--- Objective ---
Show all lines from the listing below that contain "JSON".

--- Supplied records ---

::::::::::

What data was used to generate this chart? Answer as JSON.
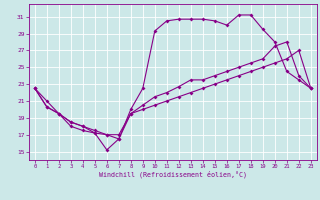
{
  "bg_color": "#cce8e8",
  "line_color": "#880088",
  "xlabel": "Windchill (Refroidissement éolien,°C)",
  "xlim": [
    -0.5,
    23.5
  ],
  "ylim": [
    14.0,
    32.5
  ],
  "xticks": [
    0,
    1,
    2,
    3,
    4,
    5,
    6,
    7,
    8,
    9,
    10,
    11,
    12,
    13,
    14,
    15,
    16,
    17,
    18,
    19,
    20,
    21,
    22,
    23
  ],
  "yticks": [
    15,
    17,
    19,
    21,
    23,
    25,
    27,
    29,
    31
  ],
  "line1": {
    "x": [
      0,
      1,
      2,
      3,
      4,
      5,
      6,
      7,
      8,
      9,
      10,
      11,
      12,
      13,
      14,
      15,
      16,
      17,
      18,
      19,
      20,
      21,
      22,
      23
    ],
    "y": [
      22.5,
      21.0,
      19.5,
      18.5,
      18.0,
      17.2,
      15.2,
      16.5,
      20.0,
      22.5,
      29.3,
      30.5,
      30.7,
      30.7,
      30.7,
      30.5,
      30.0,
      31.2,
      31.2,
      29.5,
      28.0,
      24.5,
      23.5,
      22.5
    ]
  },
  "line2": {
    "x": [
      0,
      1,
      2,
      3,
      4,
      5,
      6,
      7,
      8,
      9,
      10,
      11,
      12,
      13,
      14,
      15,
      16,
      17,
      18,
      19,
      20,
      21,
      22,
      23
    ],
    "y": [
      22.5,
      20.3,
      19.5,
      18.0,
      17.5,
      17.2,
      17.0,
      16.5,
      19.5,
      20.5,
      21.5,
      22.0,
      22.7,
      23.5,
      23.5,
      24.0,
      24.5,
      25.0,
      25.5,
      26.0,
      27.5,
      28.0,
      24.0,
      22.5
    ]
  },
  "line3": {
    "x": [
      0,
      1,
      2,
      3,
      4,
      5,
      6,
      7,
      8,
      9,
      10,
      11,
      12,
      13,
      14,
      15,
      16,
      17,
      18,
      19,
      20,
      21,
      22,
      23
    ],
    "y": [
      22.5,
      20.3,
      19.5,
      18.5,
      18.0,
      17.5,
      17.0,
      17.0,
      19.5,
      20.0,
      20.5,
      21.0,
      21.5,
      22.0,
      22.5,
      23.0,
      23.5,
      24.0,
      24.5,
      25.0,
      25.5,
      26.0,
      27.0,
      22.5
    ]
  }
}
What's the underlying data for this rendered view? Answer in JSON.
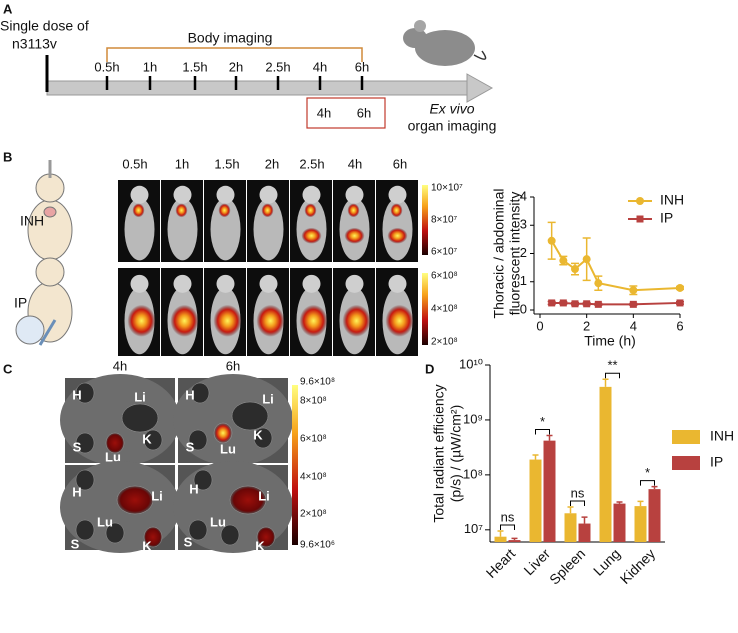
{
  "panel_a": {
    "label": "A",
    "dose_text": [
      "Single dose of",
      "n3113v"
    ],
    "bracket_label": "Body imaging",
    "timepoints": [
      "0.5h",
      "1h",
      "1.5h",
      "2h",
      "2.5h",
      "4h",
      "6h"
    ],
    "ex_vivo_timepoints": [
      "4h",
      "6h"
    ],
    "ex_vivo": "Ex vivo",
    "organ_imaging": "organ imaging"
  },
  "panel_b": {
    "label": "B",
    "groups": [
      "INH",
      "IP"
    ],
    "colorbars": [
      [
        "10×10⁷",
        "8×10⁷",
        "6×10⁷"
      ],
      [
        "6×10⁸",
        "4×10⁸",
        "2×10⁸"
      ]
    ]
  },
  "panel_c": {
    "label": "C",
    "timepoints": [
      "4h",
      "6h"
    ],
    "organs": [
      "H",
      "Li",
      "S",
      "Lu",
      "K"
    ],
    "colorbar": [
      "9.6×10⁸",
      "8×10⁸",
      "6×10⁸",
      "4×10⁸",
      "2×10⁸",
      "9.6×10⁶"
    ]
  },
  "panel_d": {
    "label": "D"
  },
  "chart_data": [
    {
      "type": "line",
      "xlabel": "Time (h)",
      "ylabel": [
        "Thoracic / abdominal",
        "fluorescent intensity"
      ],
      "x": [
        0.5,
        1,
        1.5,
        2,
        2.5,
        4,
        6
      ],
      "xlim": [
        0,
        6
      ],
      "xticks": [
        0,
        2,
        4,
        6
      ],
      "ylim": [
        0,
        4
      ],
      "yticks": [
        0,
        1,
        2,
        3,
        4
      ],
      "series": [
        {
          "name": "INH",
          "color": "#eab730",
          "marker": "circle",
          "values": [
            2.45,
            1.75,
            1.45,
            1.8,
            0.95,
            0.7,
            0.78
          ],
          "errors": [
            0.65,
            0.15,
            0.2,
            0.75,
            0.25,
            0.15,
            0.05
          ]
        },
        {
          "name": "IP",
          "color": "#b8413f",
          "marker": "square",
          "values": [
            0.25,
            0.25,
            0.22,
            0.22,
            0.2,
            0.2,
            0.25
          ],
          "errors": [
            0.05,
            0.04,
            0.04,
            0.04,
            0.03,
            0.03,
            0.04
          ]
        }
      ]
    },
    {
      "type": "bar",
      "ylabel": [
        "Total radiant efficiency",
        "(p/s) / (µW/cm²)"
      ],
      "log_scale": true,
      "categories": [
        "Heart",
        "Liver",
        "Spleen",
        "Lung",
        "Kidney"
      ],
      "ylim": [
        6000000,
        10000000000
      ],
      "yticks": [
        {
          "value": 10000000,
          "label": "10⁷"
        },
        {
          "value": 100000000,
          "label": "10⁸"
        },
        {
          "value": 1000000000,
          "label": "10⁹"
        },
        {
          "value": 10000000000,
          "label": "10¹⁰"
        }
      ],
      "significance": [
        "ns",
        "*",
        "ns",
        "**",
        "*"
      ],
      "series": [
        {
          "name": "INH",
          "color": "#eab730",
          "values": [
            7500000,
            190000000,
            20000000,
            4000000000,
            27000000
          ],
          "errors": [
            2000000,
            40000000,
            6000000,
            1500000000,
            6000000
          ]
        },
        {
          "name": "IP",
          "color": "#b8413f",
          "values": [
            6500000,
            420000000,
            13000000,
            30000000,
            55000000
          ],
          "errors": [
            500000,
            100000000,
            4000000,
            2000000,
            6000000
          ]
        }
      ]
    }
  ]
}
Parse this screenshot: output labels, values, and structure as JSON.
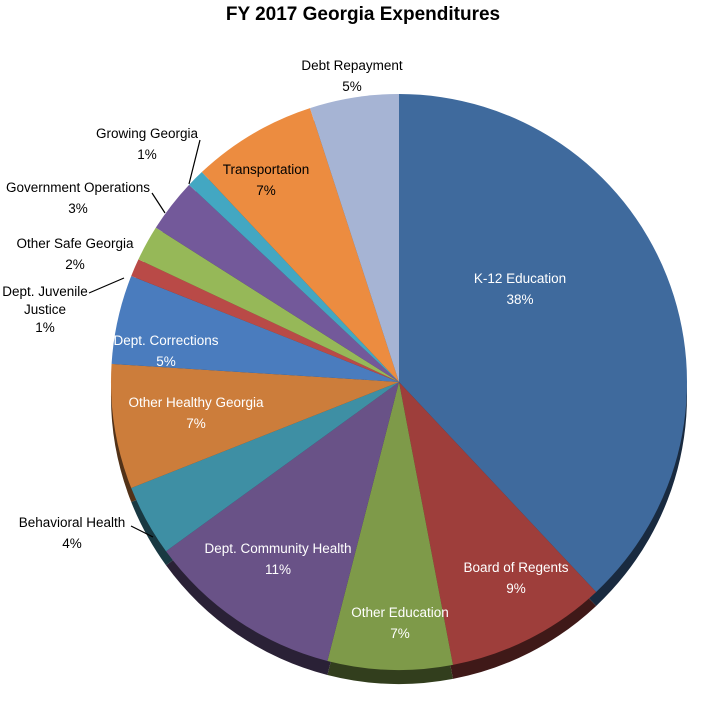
{
  "title": "FY 2017 Georgia Expenditures",
  "chart_data": {
    "type": "pie",
    "title": "FY 2017 Georgia Expenditures",
    "value_suffix": "%",
    "start_angle_deg": 0,
    "direction": "clockwise",
    "legend": "none",
    "style": "3d-bottom-rim",
    "background_color": "#ffffff",
    "title_color": "#000000",
    "slices": [
      {
        "label": "K-12 Education",
        "value": 38,
        "color": "#3F6A9D",
        "label_placement": "inside",
        "label_color": "#ffffff"
      },
      {
        "label": "Board of Regents",
        "value": 9,
        "color": "#9E3E3B",
        "label_placement": "inside",
        "label_color": "#ffffff"
      },
      {
        "label": "Other Education",
        "value": 7,
        "color": "#7E9A49",
        "label_placement": "inside",
        "label_color": "#ffffff"
      },
      {
        "label": "Dept. Community Health",
        "value": 11,
        "color": "#695287",
        "label_placement": "inside",
        "label_color": "#ffffff"
      },
      {
        "label": "Behavioral Health",
        "value": 4,
        "color": "#3E8FA4",
        "label_placement": "outside",
        "label_color": "#000000"
      },
      {
        "label": "Other Healthy Georgia",
        "value": 7,
        "color": "#CC7D3B",
        "label_placement": "inside",
        "label_color": "#ffffff"
      },
      {
        "label": "Dept. Corrections",
        "value": 5,
        "color": "#4A7CBE",
        "label_placement": "inside",
        "label_color": "#ffffff"
      },
      {
        "label": "Dept. Juvenile Justice",
        "value": 1,
        "color": "#B94A47",
        "label_placement": "outside",
        "label_color": "#000000"
      },
      {
        "label": "Other Safe Georgia",
        "value": 2,
        "color": "#96B858",
        "label_placement": "outside",
        "label_color": "#000000"
      },
      {
        "label": "Government Operations",
        "value": 3,
        "color": "#73599A",
        "label_placement": "outside",
        "label_color": "#000000"
      },
      {
        "label": "Growing Georgia",
        "value": 1,
        "color": "#43A7C2",
        "label_placement": "outside",
        "label_color": "#000000"
      },
      {
        "label": "Transportation",
        "value": 7,
        "color": "#EC8C40",
        "label_placement": "inside",
        "label_color": "#000000"
      },
      {
        "label": "Debt Repayment",
        "value": 5,
        "color": "#A6B4D4",
        "label_placement": "outside",
        "label_color": "#000000"
      }
    ]
  }
}
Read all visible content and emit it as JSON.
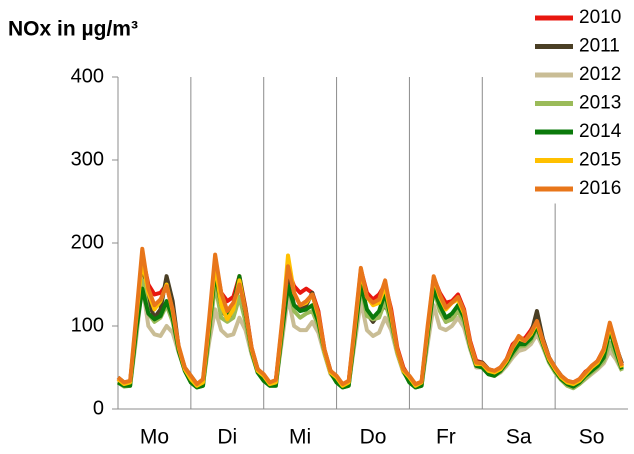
{
  "chart_data": {
    "type": "line",
    "title": "NOx in µg/m³",
    "x": [
      0,
      2,
      4,
      6,
      8,
      10,
      12,
      14,
      16,
      18,
      20,
      22,
      24,
      26,
      28,
      30,
      32,
      34,
      36,
      38,
      40,
      42,
      44,
      46,
      48,
      50,
      52,
      54,
      56,
      58,
      60,
      62,
      64,
      66,
      68,
      70,
      72,
      74,
      76,
      78,
      80,
      82,
      84,
      86,
      88,
      90,
      92,
      94,
      96,
      98,
      100,
      102,
      104,
      106,
      108,
      110,
      112,
      114,
      116,
      118,
      120,
      122,
      124,
      126,
      128,
      130,
      132,
      134,
      136,
      138,
      140,
      142,
      144,
      146,
      148,
      150,
      152,
      154,
      156,
      158,
      160,
      162,
      164,
      166
    ],
    "xlim": [
      0,
      168
    ],
    "xticks": [
      {
        "value": 12,
        "label": "Mo"
      },
      {
        "value": 36,
        "label": "Di"
      },
      {
        "value": 60,
        "label": "Mi"
      },
      {
        "value": 84,
        "label": "Do"
      },
      {
        "value": 108,
        "label": "Fr"
      },
      {
        "value": 132,
        "label": "Sa"
      },
      {
        "value": 156,
        "label": "So"
      }
    ],
    "ylim": [
      0,
      400
    ],
    "yticks": [
      0,
      100,
      200,
      300,
      400
    ],
    "legend": "upper right",
    "series": [
      {
        "name": "2010",
        "color": "#e8170f",
        "values": [
          36,
          30,
          32,
          105,
          185,
          150,
          138,
          140,
          150,
          118,
          72,
          48,
          38,
          30,
          34,
          100,
          180,
          140,
          130,
          135,
          160,
          122,
          74,
          48,
          40,
          32,
          34,
          100,
          168,
          148,
          140,
          145,
          140,
          118,
          72,
          46,
          38,
          30,
          33,
          98,
          168,
          140,
          132,
          138,
          150,
          120,
          74,
          50,
          38,
          30,
          32,
          95,
          158,
          140,
          128,
          130,
          138,
          120,
          82,
          58,
          56,
          48,
          46,
          50,
          60,
          78,
          85,
          85,
          95,
          108,
          84,
          62,
          50,
          40,
          34,
          32,
          36,
          45,
          50,
          58,
          72,
          100,
          78,
          52
        ]
      },
      {
        "name": "2011",
        "color": "#4a3f25",
        "values": [
          38,
          32,
          33,
          100,
          180,
          130,
          110,
          120,
          160,
          130,
          74,
          50,
          40,
          30,
          34,
          96,
          170,
          120,
          110,
          115,
          155,
          120,
          72,
          48,
          40,
          32,
          34,
          95,
          160,
          125,
          120,
          125,
          140,
          110,
          70,
          46,
          38,
          30,
          33,
          94,
          160,
          115,
          105,
          115,
          125,
          110,
          70,
          48,
          38,
          30,
          32,
          92,
          155,
          120,
          105,
          110,
          125,
          110,
          78,
          56,
          56,
          48,
          45,
          50,
          58,
          72,
          82,
          80,
          90,
          118,
          84,
          62,
          50,
          40,
          33,
          30,
          35,
          42,
          48,
          55,
          68,
          98,
          76,
          55
        ]
      },
      {
        "name": "2012",
        "color": "#c9bd95",
        "values": [
          34,
          28,
          28,
          85,
          150,
          100,
          90,
          88,
          100,
          92,
          68,
          46,
          34,
          26,
          30,
          80,
          120,
          95,
          88,
          90,
          110,
          95,
          66,
          44,
          36,
          28,
          30,
          82,
          135,
          100,
          95,
          95,
          105,
          92,
          66,
          42,
          34,
          26,
          30,
          80,
          130,
          95,
          88,
          92,
          110,
          95,
          66,
          44,
          34,
          26,
          28,
          78,
          125,
          98,
          95,
          100,
          110,
          98,
          72,
          50,
          50,
          42,
          40,
          44,
          52,
          62,
          70,
          72,
          78,
          90,
          74,
          56,
          44,
          35,
          28,
          26,
          30,
          36,
          42,
          48,
          55,
          70,
          60,
          46
        ]
      },
      {
        "name": "2013",
        "color": "#9bbb59",
        "values": [
          32,
          27,
          28,
          90,
          155,
          115,
          105,
          110,
          125,
          105,
          70,
          46,
          32,
          26,
          28,
          88,
          150,
          110,
          105,
          110,
          135,
          105,
          68,
          44,
          34,
          28,
          28,
          88,
          148,
          118,
          110,
          115,
          118,
          100,
          68,
          44,
          32,
          26,
          28,
          86,
          148,
          112,
          108,
          110,
          130,
          102,
          68,
          46,
          32,
          26,
          28,
          85,
          145,
          118,
          105,
          108,
          118,
          105,
          74,
          52,
          50,
          42,
          40,
          45,
          54,
          65,
          75,
          76,
          82,
          98,
          76,
          56,
          44,
          35,
          28,
          25,
          30,
          37,
          44,
          50,
          58,
          80,
          64,
          46
        ]
      },
      {
        "name": "2014",
        "color": "#0b7a0b",
        "values": [
          32,
          28,
          28,
          95,
          145,
          115,
          108,
          112,
          130,
          110,
          70,
          46,
          32,
          26,
          28,
          95,
          165,
          125,
          115,
          125,
          160,
          115,
          70,
          44,
          34,
          28,
          28,
          92,
          148,
          125,
          118,
          120,
          125,
          105,
          70,
          44,
          32,
          26,
          28,
          90,
          150,
          120,
          110,
          118,
          140,
          108,
          70,
          46,
          32,
          26,
          28,
          90,
          145,
          125,
          110,
          115,
          125,
          110,
          76,
          52,
          50,
          42,
          40,
          46,
          56,
          68,
          78,
          78,
          85,
          100,
          78,
          58,
          46,
          36,
          30,
          27,
          32,
          40,
          46,
          52,
          62,
          95,
          70,
          48
        ]
      },
      {
        "name": "2015",
        "color": "#ffc000",
        "values": [
          36,
          30,
          32,
          108,
          180,
          140,
          120,
          130,
          150,
          118,
          74,
          48,
          36,
          28,
          32,
          102,
          175,
          125,
          108,
          120,
          155,
          118,
          72,
          46,
          40,
          30,
          32,
          100,
          185,
          140,
          125,
          128,
          138,
          112,
          70,
          44,
          38,
          28,
          32,
          98,
          165,
          135,
          125,
          128,
          148,
          112,
          70,
          46,
          38,
          28,
          32,
          96,
          158,
          135,
          120,
          128,
          132,
          115,
          78,
          54,
          54,
          46,
          44,
          48,
          58,
          74,
          85,
          82,
          90,
          104,
          80,
          60,
          48,
          38,
          32,
          30,
          34,
          42,
          50,
          56,
          70,
          100,
          76,
          50
        ]
      },
      {
        "name": "2016",
        "color": "#e8761a",
        "values": [
          38,
          32,
          34,
          112,
          193,
          145,
          125,
          132,
          148,
          120,
          76,
          50,
          40,
          30,
          36,
          108,
          186,
          140,
          118,
          128,
          150,
          118,
          74,
          48,
          42,
          32,
          35,
          104,
          172,
          140,
          125,
          130,
          138,
          115,
          72,
          46,
          40,
          30,
          34,
          102,
          170,
          135,
          128,
          132,
          155,
          116,
          72,
          48,
          40,
          30,
          33,
          100,
          160,
          138,
          122,
          128,
          135,
          118,
          80,
          56,
          55,
          48,
          46,
          50,
          60,
          75,
          88,
          82,
          92,
          106,
          82,
          62,
          50,
          40,
          34,
          32,
          36,
          44,
          52,
          58,
          72,
          104,
          78,
          52
        ]
      }
    ]
  }
}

::::::::::

--- Task output ---
What data was used to generate this chart? Answer as JSON.
What's the underlying data for this rendered view? Answer in JSON.
Parse this screenshot: output labels, values, and structure as JSON.
Read all visible content and emit it as JSON.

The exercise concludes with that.